Below is some material; transcribe all of it exactly.

* * * *

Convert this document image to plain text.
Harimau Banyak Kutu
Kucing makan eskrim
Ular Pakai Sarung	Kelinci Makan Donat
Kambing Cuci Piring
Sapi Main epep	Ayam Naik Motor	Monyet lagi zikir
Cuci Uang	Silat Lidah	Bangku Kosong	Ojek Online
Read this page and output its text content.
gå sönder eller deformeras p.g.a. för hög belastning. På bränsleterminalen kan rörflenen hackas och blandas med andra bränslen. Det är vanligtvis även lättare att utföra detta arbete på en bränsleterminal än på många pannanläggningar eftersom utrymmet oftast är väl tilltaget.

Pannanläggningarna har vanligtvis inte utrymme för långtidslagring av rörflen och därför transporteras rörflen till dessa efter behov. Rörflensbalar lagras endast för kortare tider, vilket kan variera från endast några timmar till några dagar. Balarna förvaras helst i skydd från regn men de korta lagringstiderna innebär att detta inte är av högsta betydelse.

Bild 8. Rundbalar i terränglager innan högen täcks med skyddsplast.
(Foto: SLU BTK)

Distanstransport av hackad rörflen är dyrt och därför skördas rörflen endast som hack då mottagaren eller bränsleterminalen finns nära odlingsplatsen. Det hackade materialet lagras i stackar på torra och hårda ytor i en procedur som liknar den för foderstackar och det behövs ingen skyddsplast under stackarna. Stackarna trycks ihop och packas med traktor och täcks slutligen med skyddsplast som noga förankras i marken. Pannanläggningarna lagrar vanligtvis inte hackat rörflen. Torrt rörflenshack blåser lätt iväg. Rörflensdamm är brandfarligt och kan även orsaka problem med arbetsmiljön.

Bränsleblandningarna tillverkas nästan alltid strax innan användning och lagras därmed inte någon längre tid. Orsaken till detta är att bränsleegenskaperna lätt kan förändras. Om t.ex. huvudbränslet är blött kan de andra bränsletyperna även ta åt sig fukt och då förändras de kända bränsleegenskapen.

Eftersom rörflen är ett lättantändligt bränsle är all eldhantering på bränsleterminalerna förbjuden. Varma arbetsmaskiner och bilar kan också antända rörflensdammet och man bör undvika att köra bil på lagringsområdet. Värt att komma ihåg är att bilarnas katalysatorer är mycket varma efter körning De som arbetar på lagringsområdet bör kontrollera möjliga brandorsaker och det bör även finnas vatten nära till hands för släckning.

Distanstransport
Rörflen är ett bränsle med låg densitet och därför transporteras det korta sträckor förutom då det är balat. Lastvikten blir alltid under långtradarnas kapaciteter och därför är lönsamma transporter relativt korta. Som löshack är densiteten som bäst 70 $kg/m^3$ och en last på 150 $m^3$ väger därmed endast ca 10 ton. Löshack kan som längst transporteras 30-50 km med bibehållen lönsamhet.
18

* * * *

CORRECT ANSWER -
Convert this document image to plain text.
Harimau Banyak Kutu
Kucing makan eskrim
Ular Pakai Sarung	Kelinci Makan Donat
Kambing Cuci Piring
Sapi Main epep	Ayam Naik Motor	Monyet lagi zikir
Cuci Uang	Silat Lidah	Bangku Kosong	Ojek Online
Read this page and output its text content.
gå sönder eller deformeras p.g.a. för hög belastning. På bränsleterminalen kan rörflenen hackas och blandas med andra bränslen. Det är vanligtvis även lättare att utföra detta arbete på en bränsleterminal än på många pannanläggningar eftersom utrymmet oftast är väl tilltaget.

Pannanläggningarna har vanligtvis inte utrymme för långtidslagring av rörflen och därför transporteras rörflen till dessa efter behov. Rörflensbalar lagras endast för kortare tider, vilket kan variera från endast några timmar till några dagar. Balarna förvaras helst i skydd från regn men de korta lagringstiderna innebär att detta inte är av högsta betydelse.

Bild 8. Rundbalar i terränglager innan högen täcks med skyddsplast.
(Foto: SLU BTK)

Distanstransport av hackad rörflen är dyrt och därför skördas rörflen endast som hack då mottagaren eller bränsleterminalen finns nära odlingsplatsen. Det hackade materialet lagras i stackar på torra och hårda ytor i en procedur som liknar den för foderstackar och det behövs ingen skyddsplast under stackarna. Stackarna trycks ihop och packas med traktor och täcks slutligen med skyddsplast som noga förankras i marken. Pannanläggningarna lagrar vanligtvis inte hackat rörflen. Torrt rörflenshack blåser lätt iväg. Rörflensdamm är brandfarligt och kan även orsaka problem med arbetsmiljön.

Bränsleblandningarna tillverkas nästan alltid strax innan användning och lagras därmed inte någon längre tid. Orsaken till detta är att bränsleegenskaperna lätt kan förändras. Om t.ex. huvudbränslet är blött kan de andra bränsletyperna även ta åt sig fukt och då förändras de kända bränsleegenskapen.

Eftersom rörflen är ett lättantändligt bränsle är all eldhantering på bränsleterminalerna förbjuden. Varma arbetsmaskiner och bilar kan också antända rörflensdammet och man bör undvika att köra bil på lagringsområdet. Värt att komma ihåg är att bilarnas katalysatorer är mycket varma efter körning De som arbetar på lagringsområdet bör kontrollera möjliga brandorsaker och det bör även finnas vatten nära till hands för släckning.

Distanstransport
Rörflen är ett bränsle med låg densitet och därför transporteras det korta sträckor förutom då det är balat. Lastvikten blir alltid under långtradarnas kapaciteter och därför är lönsamma transporter relativt korta. Som löshack är densiteten som bäst 70 $kg/m^3$ och en last på 150 $m^3$ väger därmed endast ca 10 ton. Löshack kan som längst transporteras 30-50 km med bibehållen lönsamhet.
18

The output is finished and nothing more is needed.